• What this task involves
Give the lines again exactly, from the one holding "Give me a plain-text" to the last line of the listing below, both ends included and nothing added.

BEGIN Material

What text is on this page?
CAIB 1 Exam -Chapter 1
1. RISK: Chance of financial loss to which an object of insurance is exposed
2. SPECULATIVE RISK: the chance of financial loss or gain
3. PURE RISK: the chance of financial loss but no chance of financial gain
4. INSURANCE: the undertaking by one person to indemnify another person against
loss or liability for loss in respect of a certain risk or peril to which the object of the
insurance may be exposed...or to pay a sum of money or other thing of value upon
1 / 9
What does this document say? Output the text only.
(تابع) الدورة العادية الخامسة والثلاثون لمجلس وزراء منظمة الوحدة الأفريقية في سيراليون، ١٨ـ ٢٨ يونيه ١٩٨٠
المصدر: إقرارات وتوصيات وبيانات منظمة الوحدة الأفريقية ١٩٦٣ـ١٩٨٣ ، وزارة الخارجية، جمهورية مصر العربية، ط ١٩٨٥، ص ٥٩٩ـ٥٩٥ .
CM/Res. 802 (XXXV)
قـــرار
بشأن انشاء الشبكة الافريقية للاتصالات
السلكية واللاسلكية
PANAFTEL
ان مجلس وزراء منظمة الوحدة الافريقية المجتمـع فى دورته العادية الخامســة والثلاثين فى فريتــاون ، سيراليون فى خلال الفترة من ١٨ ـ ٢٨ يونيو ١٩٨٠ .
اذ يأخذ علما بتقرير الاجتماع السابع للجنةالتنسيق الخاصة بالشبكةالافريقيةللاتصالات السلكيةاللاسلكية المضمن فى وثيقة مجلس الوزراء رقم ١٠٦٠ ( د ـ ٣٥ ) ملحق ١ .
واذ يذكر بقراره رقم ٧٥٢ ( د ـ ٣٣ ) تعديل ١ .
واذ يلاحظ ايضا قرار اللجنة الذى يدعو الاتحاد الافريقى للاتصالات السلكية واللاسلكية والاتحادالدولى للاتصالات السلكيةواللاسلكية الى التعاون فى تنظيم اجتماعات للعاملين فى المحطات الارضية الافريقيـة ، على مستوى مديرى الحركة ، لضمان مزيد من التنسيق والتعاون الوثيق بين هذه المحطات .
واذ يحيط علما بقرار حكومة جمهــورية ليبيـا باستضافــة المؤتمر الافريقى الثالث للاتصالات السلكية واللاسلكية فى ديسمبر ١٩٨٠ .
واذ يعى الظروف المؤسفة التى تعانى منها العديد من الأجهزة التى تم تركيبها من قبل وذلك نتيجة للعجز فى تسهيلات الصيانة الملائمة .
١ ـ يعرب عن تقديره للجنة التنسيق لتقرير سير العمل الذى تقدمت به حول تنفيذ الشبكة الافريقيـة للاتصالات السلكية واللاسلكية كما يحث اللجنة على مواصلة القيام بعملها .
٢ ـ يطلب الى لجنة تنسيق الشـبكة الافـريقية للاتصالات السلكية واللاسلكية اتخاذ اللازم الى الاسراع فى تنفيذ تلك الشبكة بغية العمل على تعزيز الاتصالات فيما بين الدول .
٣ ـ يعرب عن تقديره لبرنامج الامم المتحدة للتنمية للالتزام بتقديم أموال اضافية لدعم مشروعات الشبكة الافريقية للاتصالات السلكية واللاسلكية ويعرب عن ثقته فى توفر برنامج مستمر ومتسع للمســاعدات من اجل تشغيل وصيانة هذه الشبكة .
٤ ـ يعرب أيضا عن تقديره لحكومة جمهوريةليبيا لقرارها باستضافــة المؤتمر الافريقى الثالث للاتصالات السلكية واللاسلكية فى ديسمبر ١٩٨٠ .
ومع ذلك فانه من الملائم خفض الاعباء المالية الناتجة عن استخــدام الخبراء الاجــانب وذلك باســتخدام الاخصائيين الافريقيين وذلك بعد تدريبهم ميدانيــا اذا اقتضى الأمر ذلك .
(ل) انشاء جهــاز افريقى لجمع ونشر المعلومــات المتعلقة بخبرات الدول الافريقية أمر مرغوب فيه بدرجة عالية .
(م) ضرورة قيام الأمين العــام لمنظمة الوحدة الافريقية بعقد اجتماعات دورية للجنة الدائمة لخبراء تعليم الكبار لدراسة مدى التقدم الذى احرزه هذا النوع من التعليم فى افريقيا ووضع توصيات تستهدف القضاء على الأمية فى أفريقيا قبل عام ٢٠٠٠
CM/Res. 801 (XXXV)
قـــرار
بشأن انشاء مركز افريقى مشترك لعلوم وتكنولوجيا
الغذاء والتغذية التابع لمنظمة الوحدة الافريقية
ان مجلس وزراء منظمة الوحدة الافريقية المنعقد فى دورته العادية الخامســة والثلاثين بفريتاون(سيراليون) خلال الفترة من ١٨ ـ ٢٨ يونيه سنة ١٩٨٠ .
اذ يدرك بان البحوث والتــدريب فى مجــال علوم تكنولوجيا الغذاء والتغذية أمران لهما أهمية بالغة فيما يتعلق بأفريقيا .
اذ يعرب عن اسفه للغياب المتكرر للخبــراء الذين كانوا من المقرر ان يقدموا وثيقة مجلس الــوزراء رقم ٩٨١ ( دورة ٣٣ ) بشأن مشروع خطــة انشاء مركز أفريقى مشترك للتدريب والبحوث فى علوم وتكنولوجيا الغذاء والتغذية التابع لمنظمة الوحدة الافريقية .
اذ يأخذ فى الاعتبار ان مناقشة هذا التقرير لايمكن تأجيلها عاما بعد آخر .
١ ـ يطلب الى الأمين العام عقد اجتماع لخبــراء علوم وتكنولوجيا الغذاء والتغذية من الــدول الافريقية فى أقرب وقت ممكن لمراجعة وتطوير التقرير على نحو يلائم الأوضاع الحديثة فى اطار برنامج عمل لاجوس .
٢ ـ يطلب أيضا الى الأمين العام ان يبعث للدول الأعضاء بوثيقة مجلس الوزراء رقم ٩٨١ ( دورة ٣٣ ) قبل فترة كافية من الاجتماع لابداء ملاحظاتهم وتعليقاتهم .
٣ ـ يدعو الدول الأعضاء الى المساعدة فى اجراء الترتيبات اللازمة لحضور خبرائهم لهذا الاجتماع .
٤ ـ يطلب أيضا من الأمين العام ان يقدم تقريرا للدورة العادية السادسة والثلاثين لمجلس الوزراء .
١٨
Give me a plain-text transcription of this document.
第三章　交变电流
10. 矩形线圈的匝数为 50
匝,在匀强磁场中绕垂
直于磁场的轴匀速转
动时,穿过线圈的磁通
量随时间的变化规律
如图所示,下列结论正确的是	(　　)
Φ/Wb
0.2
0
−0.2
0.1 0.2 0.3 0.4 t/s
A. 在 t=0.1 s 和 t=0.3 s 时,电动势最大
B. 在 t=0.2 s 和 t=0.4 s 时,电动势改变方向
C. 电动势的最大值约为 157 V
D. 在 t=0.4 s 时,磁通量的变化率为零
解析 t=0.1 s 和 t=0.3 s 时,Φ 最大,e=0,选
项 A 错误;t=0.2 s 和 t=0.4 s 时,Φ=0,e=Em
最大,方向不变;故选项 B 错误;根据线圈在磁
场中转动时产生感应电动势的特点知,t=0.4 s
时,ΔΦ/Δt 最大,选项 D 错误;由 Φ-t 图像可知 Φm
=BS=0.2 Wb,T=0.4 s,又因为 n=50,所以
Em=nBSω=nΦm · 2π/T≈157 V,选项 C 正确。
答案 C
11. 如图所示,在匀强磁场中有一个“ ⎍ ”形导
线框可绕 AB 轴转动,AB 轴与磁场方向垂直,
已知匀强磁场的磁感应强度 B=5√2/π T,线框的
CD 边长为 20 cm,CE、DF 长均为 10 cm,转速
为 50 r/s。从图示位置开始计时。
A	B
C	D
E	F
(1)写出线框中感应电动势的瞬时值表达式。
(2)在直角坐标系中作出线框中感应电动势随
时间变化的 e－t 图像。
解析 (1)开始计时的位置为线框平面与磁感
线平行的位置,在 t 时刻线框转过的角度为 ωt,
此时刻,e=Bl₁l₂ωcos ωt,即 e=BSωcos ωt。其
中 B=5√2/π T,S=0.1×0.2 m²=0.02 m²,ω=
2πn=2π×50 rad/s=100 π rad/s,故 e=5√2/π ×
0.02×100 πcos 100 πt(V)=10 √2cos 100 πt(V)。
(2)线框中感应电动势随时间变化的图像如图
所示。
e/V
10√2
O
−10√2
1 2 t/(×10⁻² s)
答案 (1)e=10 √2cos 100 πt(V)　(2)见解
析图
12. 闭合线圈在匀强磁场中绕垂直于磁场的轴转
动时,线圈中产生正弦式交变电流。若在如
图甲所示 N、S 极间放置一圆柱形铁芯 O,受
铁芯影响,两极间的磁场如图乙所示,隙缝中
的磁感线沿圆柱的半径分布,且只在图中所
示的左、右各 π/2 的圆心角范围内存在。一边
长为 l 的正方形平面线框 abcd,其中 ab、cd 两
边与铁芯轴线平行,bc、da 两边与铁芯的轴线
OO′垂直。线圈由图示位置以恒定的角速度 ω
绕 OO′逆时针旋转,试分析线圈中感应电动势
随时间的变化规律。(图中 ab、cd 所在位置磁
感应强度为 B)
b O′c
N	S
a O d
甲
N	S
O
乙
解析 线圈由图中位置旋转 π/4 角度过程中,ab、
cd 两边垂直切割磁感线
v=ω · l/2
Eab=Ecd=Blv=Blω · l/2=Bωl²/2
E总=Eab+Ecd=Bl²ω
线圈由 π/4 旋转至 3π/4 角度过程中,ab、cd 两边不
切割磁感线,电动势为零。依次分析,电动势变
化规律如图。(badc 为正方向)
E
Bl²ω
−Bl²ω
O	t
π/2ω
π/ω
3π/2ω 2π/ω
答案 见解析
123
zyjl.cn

END Material

• Finished exercise
Give me a plain-text transcription of this document.
第三章　交变电流
10. 矩形线圈的匝数为 50
匝,在匀强磁场中绕垂
直于磁场的轴匀速转
动时,穿过线圈的磁通
量随时间的变化规律
如图所示,下列结论正确的是	(　　)
Φ/Wb
0.2
0
−0.2
0.1 0.2 0.3 0.4 t/s
A. 在 t=0.1 s 和 t=0.3 s 时,电动势最大
B. 在 t=0.2 s 和 t=0.4 s 时,电动势改变方向
C. 电动势的最大值约为 157 V
D. 在 t=0.4 s 时,磁通量的变化率为零
解析 t=0.1 s 和 t=0.3 s 时,Φ 最大,e=0,选
项 A 错误;t=0.2 s 和 t=0.4 s 时,Φ=0,e=Em
最大,方向不变;故选项 B 错误;根据线圈在磁
场中转动时产生感应电动势的特点知,t=0.4 s
时,ΔΦ/Δt 最大,选项 D 错误;由 Φ-t 图像可知 Φm
=BS=0.2 Wb,T=0.4 s,又因为 n=50,所以
Em=nBSω=nΦm · 2π/T≈157 V,选项 C 正确。
答案 C
11. 如图所示,在匀强磁场中有一个“ ⎍ ”形导
线框可绕 AB 轴转动,AB 轴与磁场方向垂直,
已知匀强磁场的磁感应强度 B=5√2/π T,线框的
CD 边长为 20 cm,CE、DF 长均为 10 cm,转速
为 50 r/s。从图示位置开始计时。
A	B
C	D
E	F
(1)写出线框中感应电动势的瞬时值表达式。
(2)在直角坐标系中作出线框中感应电动势随
时间变化的 e－t 图像。
解析 (1)开始计时的位置为线框平面与磁感
线平行的位置,在 t 时刻线框转过的角度为 ωt,
此时刻,e=Bl₁l₂ωcos ωt,即 e=BSωcos ωt。其
中 B=5√2/π T,S=0.1×0.2 m²=0.02 m²,ω=
2πn=2π×50 rad/s=100 π rad/s,故 e=5√2/π ×
0.02×100 πcos 100 πt(V)=10 √2cos 100 πt(V)。
(2)线框中感应电动势随时间变化的图像如图
所示。
e/V
10√2
O
−10√2
1 2 t/(×10⁻² s)
答案 (1)e=10 √2cos 100 πt(V)　(2)见解
析图
12. 闭合线圈在匀强磁场中绕垂直于磁场的轴转
动时,线圈中产生正弦式交变电流。若在如
图甲所示 N、S 极间放置一圆柱形铁芯 O,受
铁芯影响,两极间的磁场如图乙所示,隙缝中
的磁感线沿圆柱的半径分布,且只在图中所
示的左、右各 π/2 的圆心角范围内存在。一边
长为 l 的正方形平面线框 abcd,其中 ab、cd 两
边与铁芯轴线平行,bc、da 两边与铁芯的轴线
OO′垂直。线圈由图示位置以恒定的角速度 ω
绕 OO′逆时针旋转,试分析线圈中感应电动势
随时间的变化规律。(图中 ab、cd 所在位置磁
感应强度为 B)
b O′c
N	S
a O d
甲
N	S
O
乙
解析 线圈由图中位置旋转 π/4 角度过程中,ab、
cd 两边垂直切割磁感线
v=ω · l/2
Eab=Ecd=Blv=Blω · l/2=Bωl²/2
E总=Eab+Ecd=Bl²ω
线圈由 π/4 旋转至 3π/4 角度过程中,ab、cd 两边不
切割磁感线,电动势为零。依次分析,电动势变
化规律如图。(badc 为正方向)
E
Bl²ω
−Bl²ω
O	t
π/2ω
π/ω
3π/2ω 2π/ω
答案 见解析
123
zyjl.cn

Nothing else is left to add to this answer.